### BRIEF
List all the lines in these records that hold "this".

Figure content listings:
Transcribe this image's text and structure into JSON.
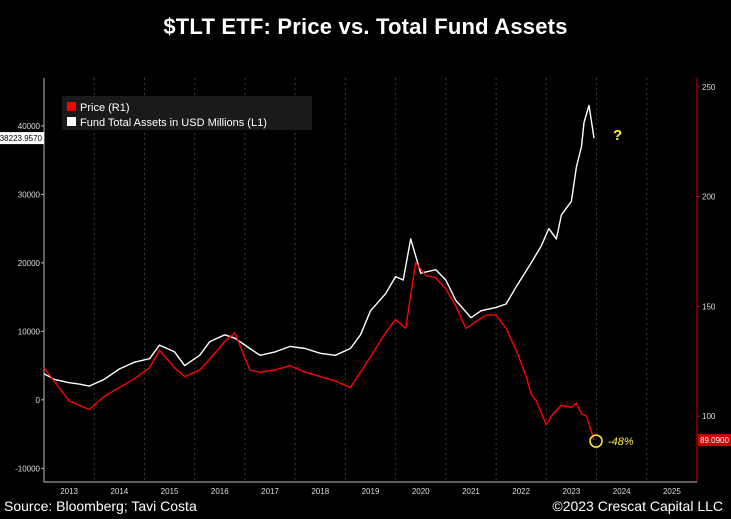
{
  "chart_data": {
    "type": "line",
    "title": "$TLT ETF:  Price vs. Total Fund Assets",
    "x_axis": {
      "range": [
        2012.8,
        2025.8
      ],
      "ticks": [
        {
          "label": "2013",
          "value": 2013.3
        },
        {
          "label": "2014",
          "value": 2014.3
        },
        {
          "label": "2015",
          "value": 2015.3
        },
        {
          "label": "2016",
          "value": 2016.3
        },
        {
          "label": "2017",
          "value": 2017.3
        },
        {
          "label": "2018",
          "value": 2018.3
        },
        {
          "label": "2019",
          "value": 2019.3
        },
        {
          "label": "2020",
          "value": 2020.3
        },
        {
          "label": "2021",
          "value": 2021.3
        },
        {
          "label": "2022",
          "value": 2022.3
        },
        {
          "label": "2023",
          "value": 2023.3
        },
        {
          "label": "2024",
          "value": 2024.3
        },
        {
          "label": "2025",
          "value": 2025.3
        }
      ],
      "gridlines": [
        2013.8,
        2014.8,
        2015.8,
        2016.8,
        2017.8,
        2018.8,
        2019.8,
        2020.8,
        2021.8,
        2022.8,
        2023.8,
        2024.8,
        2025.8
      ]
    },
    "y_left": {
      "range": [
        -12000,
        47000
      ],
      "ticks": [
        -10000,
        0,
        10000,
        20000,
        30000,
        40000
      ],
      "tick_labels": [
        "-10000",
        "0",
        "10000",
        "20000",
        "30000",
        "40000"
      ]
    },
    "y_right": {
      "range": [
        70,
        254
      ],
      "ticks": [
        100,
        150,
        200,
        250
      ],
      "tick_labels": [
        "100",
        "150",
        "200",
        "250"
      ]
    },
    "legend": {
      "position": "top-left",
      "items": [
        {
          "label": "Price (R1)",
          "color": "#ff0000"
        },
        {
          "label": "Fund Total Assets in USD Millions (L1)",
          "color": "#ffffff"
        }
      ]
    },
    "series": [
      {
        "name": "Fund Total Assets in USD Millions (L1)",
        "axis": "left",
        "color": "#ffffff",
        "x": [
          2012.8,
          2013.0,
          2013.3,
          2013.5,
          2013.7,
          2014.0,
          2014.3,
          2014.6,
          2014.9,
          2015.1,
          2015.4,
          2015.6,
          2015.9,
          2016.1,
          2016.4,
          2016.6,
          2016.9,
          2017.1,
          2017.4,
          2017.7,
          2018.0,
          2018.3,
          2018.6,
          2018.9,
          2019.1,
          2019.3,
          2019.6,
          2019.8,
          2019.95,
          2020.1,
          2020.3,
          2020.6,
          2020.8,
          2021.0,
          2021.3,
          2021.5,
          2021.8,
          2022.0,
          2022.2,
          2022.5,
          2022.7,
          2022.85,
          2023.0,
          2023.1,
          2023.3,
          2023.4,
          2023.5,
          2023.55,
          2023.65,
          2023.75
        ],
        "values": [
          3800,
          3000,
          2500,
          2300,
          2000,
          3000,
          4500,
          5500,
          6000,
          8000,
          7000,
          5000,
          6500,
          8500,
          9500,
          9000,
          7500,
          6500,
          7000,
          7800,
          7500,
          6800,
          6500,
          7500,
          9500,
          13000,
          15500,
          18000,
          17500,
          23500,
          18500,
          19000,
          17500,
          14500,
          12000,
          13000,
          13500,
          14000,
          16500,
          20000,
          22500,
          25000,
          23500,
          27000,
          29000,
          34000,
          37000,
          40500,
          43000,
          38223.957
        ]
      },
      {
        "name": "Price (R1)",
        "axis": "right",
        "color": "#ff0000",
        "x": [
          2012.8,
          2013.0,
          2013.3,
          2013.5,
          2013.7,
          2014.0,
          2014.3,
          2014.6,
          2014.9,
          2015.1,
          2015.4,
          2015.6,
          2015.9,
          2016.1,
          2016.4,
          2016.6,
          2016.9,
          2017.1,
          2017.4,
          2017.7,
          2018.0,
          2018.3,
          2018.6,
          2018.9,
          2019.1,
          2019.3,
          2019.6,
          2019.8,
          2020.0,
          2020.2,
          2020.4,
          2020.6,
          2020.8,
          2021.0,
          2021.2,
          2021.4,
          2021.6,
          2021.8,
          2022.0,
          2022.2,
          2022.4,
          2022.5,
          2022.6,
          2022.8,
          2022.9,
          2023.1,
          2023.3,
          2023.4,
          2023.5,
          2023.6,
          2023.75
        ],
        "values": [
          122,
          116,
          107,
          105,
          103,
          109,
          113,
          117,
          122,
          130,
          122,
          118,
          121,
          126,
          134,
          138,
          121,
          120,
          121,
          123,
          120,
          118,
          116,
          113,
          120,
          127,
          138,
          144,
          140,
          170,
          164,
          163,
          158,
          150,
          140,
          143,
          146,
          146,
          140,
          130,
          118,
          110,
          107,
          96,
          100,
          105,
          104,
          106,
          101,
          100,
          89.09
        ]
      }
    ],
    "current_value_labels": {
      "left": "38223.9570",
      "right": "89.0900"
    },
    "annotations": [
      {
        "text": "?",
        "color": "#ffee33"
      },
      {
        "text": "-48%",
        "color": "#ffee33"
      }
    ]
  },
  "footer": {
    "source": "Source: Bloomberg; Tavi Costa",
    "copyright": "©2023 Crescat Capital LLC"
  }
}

--

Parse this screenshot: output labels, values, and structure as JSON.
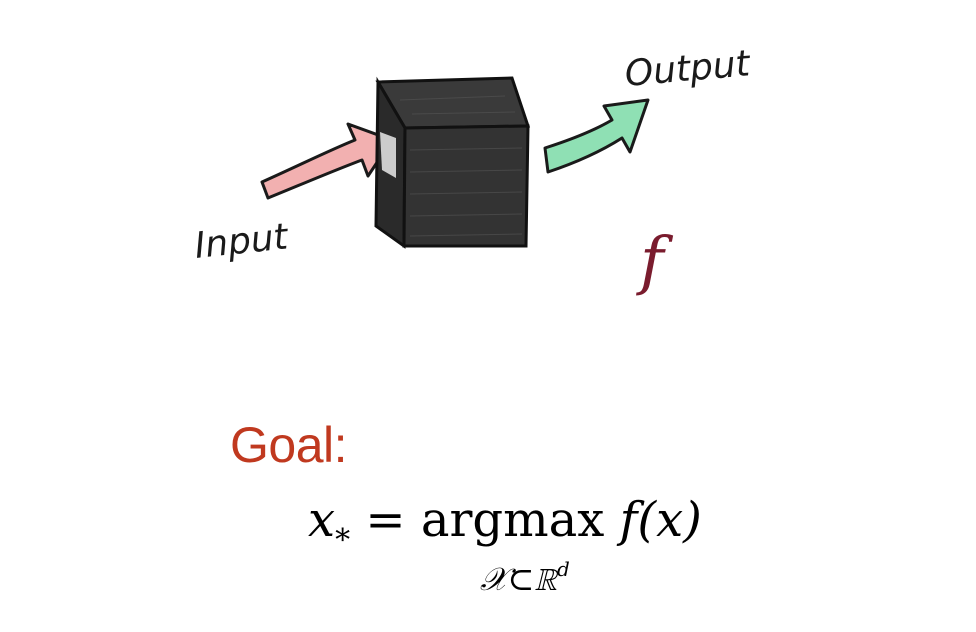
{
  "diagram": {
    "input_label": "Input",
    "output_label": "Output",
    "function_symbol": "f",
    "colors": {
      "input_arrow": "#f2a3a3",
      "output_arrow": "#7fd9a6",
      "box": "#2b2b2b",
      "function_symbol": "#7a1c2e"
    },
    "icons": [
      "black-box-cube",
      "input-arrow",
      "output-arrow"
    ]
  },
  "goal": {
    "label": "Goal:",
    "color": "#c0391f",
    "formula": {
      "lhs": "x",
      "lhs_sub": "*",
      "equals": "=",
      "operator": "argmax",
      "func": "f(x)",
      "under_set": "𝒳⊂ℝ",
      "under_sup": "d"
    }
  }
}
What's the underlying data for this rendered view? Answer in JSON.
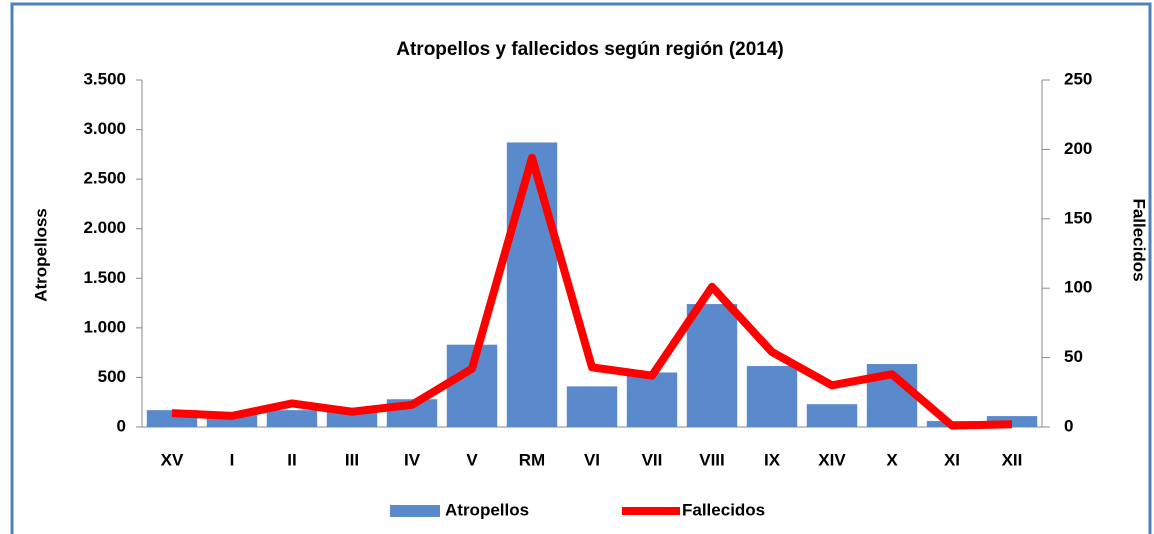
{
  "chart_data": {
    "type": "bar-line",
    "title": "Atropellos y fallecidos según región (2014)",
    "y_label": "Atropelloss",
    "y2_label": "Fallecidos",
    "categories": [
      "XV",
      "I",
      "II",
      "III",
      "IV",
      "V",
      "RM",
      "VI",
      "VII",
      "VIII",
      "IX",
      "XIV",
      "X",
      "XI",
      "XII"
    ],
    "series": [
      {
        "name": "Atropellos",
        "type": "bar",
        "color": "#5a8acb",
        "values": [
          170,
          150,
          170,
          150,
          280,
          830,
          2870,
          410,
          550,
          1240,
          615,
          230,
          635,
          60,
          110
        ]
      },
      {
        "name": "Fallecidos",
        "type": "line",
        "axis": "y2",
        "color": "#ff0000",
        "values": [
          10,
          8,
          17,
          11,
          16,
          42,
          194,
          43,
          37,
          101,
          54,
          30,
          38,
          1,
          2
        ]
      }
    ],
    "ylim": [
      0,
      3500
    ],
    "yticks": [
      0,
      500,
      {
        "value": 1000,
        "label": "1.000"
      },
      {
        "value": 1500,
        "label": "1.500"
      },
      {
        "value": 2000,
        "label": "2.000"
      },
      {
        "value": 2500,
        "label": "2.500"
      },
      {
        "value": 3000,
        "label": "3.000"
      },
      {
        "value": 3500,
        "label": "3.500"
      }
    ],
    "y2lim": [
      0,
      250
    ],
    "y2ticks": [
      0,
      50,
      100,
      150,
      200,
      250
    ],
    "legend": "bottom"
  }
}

### CORRECT ANSWER
Transcribe this image's text and structure into JSON.
Parse this screenshot: output labels, values, and structure as JSON.
What's the underlying data for this rendered view? Answer in JSON.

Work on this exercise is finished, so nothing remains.